### TASK INSTRUCTIONS
Make an exact copy of the entries, and keep any pictures out of it.

### RECORDS PROVIDED
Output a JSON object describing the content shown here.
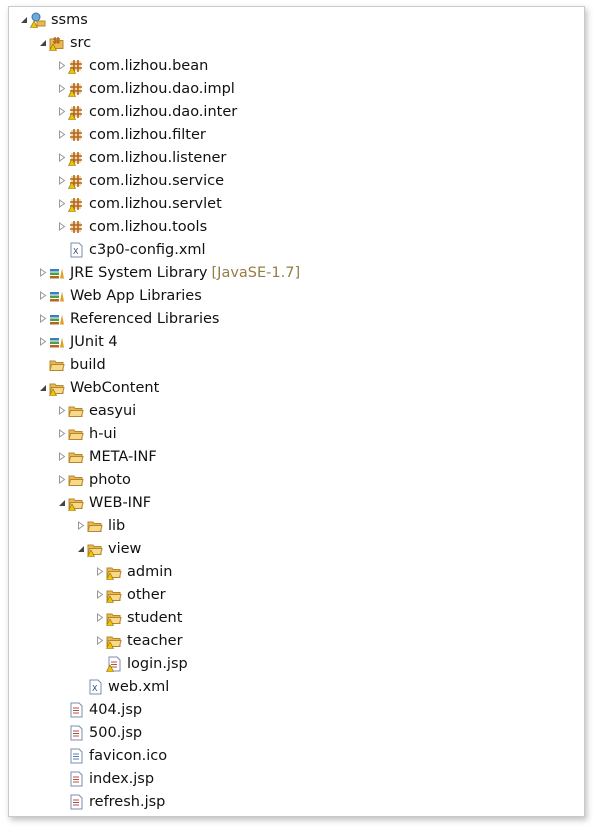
{
  "colors": {
    "folder": "#e9b94f",
    "package": "#b5651d",
    "warning": "#f2c200",
    "suffix": "#957d47"
  },
  "tree": [
    {
      "level": 0,
      "state": "expanded",
      "icon": "project-icon",
      "warn": true,
      "label": "ssms"
    },
    {
      "level": 1,
      "state": "expanded",
      "icon": "source-folder-icon",
      "warn": true,
      "label": "src"
    },
    {
      "level": 2,
      "state": "collapsed",
      "icon": "package-icon",
      "warn": true,
      "label": "com.lizhou.bean"
    },
    {
      "level": 2,
      "state": "collapsed",
      "icon": "package-icon",
      "warn": true,
      "label": "com.lizhou.dao.impl"
    },
    {
      "level": 2,
      "state": "collapsed",
      "icon": "package-icon",
      "warn": true,
      "label": "com.lizhou.dao.inter"
    },
    {
      "level": 2,
      "state": "collapsed",
      "icon": "package-icon",
      "warn": false,
      "label": "com.lizhou.filter"
    },
    {
      "level": 2,
      "state": "collapsed",
      "icon": "package-icon",
      "warn": true,
      "label": "com.lizhou.listener"
    },
    {
      "level": 2,
      "state": "collapsed",
      "icon": "package-icon",
      "warn": true,
      "label": "com.lizhou.service"
    },
    {
      "level": 2,
      "state": "collapsed",
      "icon": "package-icon",
      "warn": true,
      "label": "com.lizhou.servlet"
    },
    {
      "level": 2,
      "state": "collapsed",
      "icon": "package-icon",
      "warn": false,
      "label": "com.lizhou.tools"
    },
    {
      "level": 2,
      "state": "none",
      "icon": "xml-file-icon",
      "warn": false,
      "label": "c3p0-config.xml"
    },
    {
      "level": 1,
      "state": "collapsed",
      "icon": "library-icon",
      "warn": false,
      "label": "JRE System Library",
      "suffix": "[JavaSE-1.7]"
    },
    {
      "level": 1,
      "state": "collapsed",
      "icon": "library-icon",
      "warn": false,
      "label": "Web App Libraries"
    },
    {
      "level": 1,
      "state": "collapsed",
      "icon": "library-icon",
      "warn": false,
      "label": "Referenced Libraries"
    },
    {
      "level": 1,
      "state": "collapsed",
      "icon": "library-icon",
      "warn": false,
      "label": "JUnit 4"
    },
    {
      "level": 1,
      "state": "none",
      "icon": "folder-icon",
      "warn": false,
      "label": "build"
    },
    {
      "level": 1,
      "state": "expanded",
      "icon": "folder-icon",
      "warn": true,
      "label": "WebContent"
    },
    {
      "level": 2,
      "state": "collapsed",
      "icon": "folder-icon",
      "warn": false,
      "label": "easyui"
    },
    {
      "level": 2,
      "state": "collapsed",
      "icon": "folder-icon",
      "warn": false,
      "label": "h-ui"
    },
    {
      "level": 2,
      "state": "collapsed",
      "icon": "folder-icon",
      "warn": false,
      "label": "META-INF"
    },
    {
      "level": 2,
      "state": "collapsed",
      "icon": "folder-icon",
      "warn": false,
      "label": "photo"
    },
    {
      "level": 2,
      "state": "expanded",
      "icon": "folder-icon",
      "warn": true,
      "label": "WEB-INF"
    },
    {
      "level": 3,
      "state": "collapsed",
      "icon": "folder-icon",
      "warn": false,
      "label": "lib"
    },
    {
      "level": 3,
      "state": "expanded",
      "icon": "folder-icon",
      "warn": true,
      "label": "view"
    },
    {
      "level": 4,
      "state": "collapsed",
      "icon": "folder-icon",
      "warn": true,
      "label": "admin"
    },
    {
      "level": 4,
      "state": "collapsed",
      "icon": "folder-icon",
      "warn": true,
      "label": "other"
    },
    {
      "level": 4,
      "state": "collapsed",
      "icon": "folder-icon",
      "warn": true,
      "label": "student"
    },
    {
      "level": 4,
      "state": "collapsed",
      "icon": "folder-icon",
      "warn": true,
      "label": "teacher"
    },
    {
      "level": 4,
      "state": "none",
      "icon": "jsp-file-icon",
      "warn": true,
      "label": "login.jsp"
    },
    {
      "level": 3,
      "state": "none",
      "icon": "xml-file-icon",
      "warn": false,
      "label": "web.xml"
    },
    {
      "level": 2,
      "state": "none",
      "icon": "jsp-file-icon",
      "warn": false,
      "label": "404.jsp"
    },
    {
      "level": 2,
      "state": "none",
      "icon": "jsp-file-icon",
      "warn": false,
      "label": "500.jsp"
    },
    {
      "level": 2,
      "state": "none",
      "icon": "text-file-icon",
      "warn": false,
      "label": "favicon.ico"
    },
    {
      "level": 2,
      "state": "none",
      "icon": "jsp-file-icon",
      "warn": false,
      "label": "index.jsp"
    },
    {
      "level": 2,
      "state": "none",
      "icon": "jsp-file-icon",
      "warn": false,
      "label": "refresh.jsp"
    }
  ]
}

### COMPLETE RESPONSE
Output a JSON object describing the content shown here.
{
  "colors": {
    "folder": "#e9b94f",
    "package": "#b5651d",
    "warning": "#f2c200",
    "suffix": "#957d47"
  },
  "tree": [
    {
      "level": 0,
      "state": "expanded",
      "icon": "project-icon",
      "warn": true,
      "label": "ssms"
    },
    {
      "level": 1,
      "state": "expanded",
      "icon": "source-folder-icon",
      "warn": true,
      "label": "src"
    },
    {
      "level": 2,
      "state": "collapsed",
      "icon": "package-icon",
      "warn": true,
      "label": "com.lizhou.bean"
    },
    {
      "level": 2,
      "state": "collapsed",
      "icon": "package-icon",
      "warn": true,
      "label": "com.lizhou.dao.impl"
    },
    {
      "level": 2,
      "state": "collapsed",
      "icon": "package-icon",
      "warn": true,
      "label": "com.lizhou.dao.inter"
    },
    {
      "level": 2,
      "state": "collapsed",
      "icon": "package-icon",
      "warn": false,
      "label": "com.lizhou.filter"
    },
    {
      "level": 2,
      "state": "collapsed",
      "icon": "package-icon",
      "warn": true,
      "label": "com.lizhou.listener"
    },
    {
      "level": 2,
      "state": "collapsed",
      "icon": "package-icon",
      "warn": true,
      "label": "com.lizhou.service"
    },
    {
      "level": 2,
      "state": "collapsed",
      "icon": "package-icon",
      "warn": true,
      "label": "com.lizhou.servlet"
    },
    {
      "level": 2,
      "state": "collapsed",
      "icon": "package-icon",
      "warn": false,
      "label": "com.lizhou.tools"
    },
    {
      "level": 2,
      "state": "none",
      "icon": "xml-file-icon",
      "warn": false,
      "label": "c3p0-config.xml"
    },
    {
      "level": 1,
      "state": "collapsed",
      "icon": "library-icon",
      "warn": false,
      "label": "JRE System Library",
      "suffix": "[JavaSE-1.7]"
    },
    {
      "level": 1,
      "state": "collapsed",
      "icon": "library-icon",
      "warn": false,
      "label": "Web App Libraries"
    },
    {
      "level": 1,
      "state": "collapsed",
      "icon": "library-icon",
      "warn": false,
      "label": "Referenced Libraries"
    },
    {
      "level": 1,
      "state": "collapsed",
      "icon": "library-icon",
      "warn": false,
      "label": "JUnit 4"
    },
    {
      "level": 1,
      "state": "none",
      "icon": "folder-icon",
      "warn": false,
      "label": "build"
    },
    {
      "level": 1,
      "state": "expanded",
      "icon": "folder-icon",
      "warn": true,
      "label": "WebContent"
    },
    {
      "level": 2,
      "state": "collapsed",
      "icon": "folder-icon",
      "warn": false,
      "label": "easyui"
    },
    {
      "level": 2,
      "state": "collapsed",
      "icon": "folder-icon",
      "warn": false,
      "label": "h-ui"
    },
    {
      "level": 2,
      "state": "collapsed",
      "icon": "folder-icon",
      "warn": false,
      "label": "META-INF"
    },
    {
      "level": 2,
      "state": "collapsed",
      "icon": "folder-icon",
      "warn": false,
      "label": "photo"
    },
    {
      "level": 2,
      "state": "expanded",
      "icon": "folder-icon",
      "warn": true,
      "label": "WEB-INF"
    },
    {
      "level": 3,
      "state": "collapsed",
      "icon": "folder-icon",
      "warn": false,
      "label": "lib"
    },
    {
      "level": 3,
      "state": "expanded",
      "icon": "folder-icon",
      "warn": true,
      "label": "view"
    },
    {
      "level": 4,
      "state": "collapsed",
      "icon": "folder-icon",
      "warn": true,
      "label": "admin"
    },
    {
      "level": 4,
      "state": "collapsed",
      "icon": "folder-icon",
      "warn": true,
      "label": "other"
    },
    {
      "level": 4,
      "state": "collapsed",
      "icon": "folder-icon",
      "warn": true,
      "label": "student"
    },
    {
      "level": 4,
      "state": "collapsed",
      "icon": "folder-icon",
      "warn": true,
      "label": "teacher"
    },
    {
      "level": 4,
      "state": "none",
      "icon": "jsp-file-icon",
      "warn": true,
      "label": "login.jsp"
    },
    {
      "level": 3,
      "state": "none",
      "icon": "xml-file-icon",
      "warn": false,
      "label": "web.xml"
    },
    {
      "level": 2,
      "state": "none",
      "icon": "jsp-file-icon",
      "warn": false,
      "label": "404.jsp"
    },
    {
      "level": 2,
      "state": "none",
      "icon": "jsp-file-icon",
      "warn": false,
      "label": "500.jsp"
    },
    {
      "level": 2,
      "state": "none",
      "icon": "text-file-icon",
      "warn": false,
      "label": "favicon.ico"
    },
    {
      "level": 2,
      "state": "none",
      "icon": "jsp-file-icon",
      "warn": false,
      "label": "index.jsp"
    },
    {
      "level": 2,
      "state": "none",
      "icon": "jsp-file-icon",
      "warn": false,
      "label": "refresh.jsp"
    }
  ]
}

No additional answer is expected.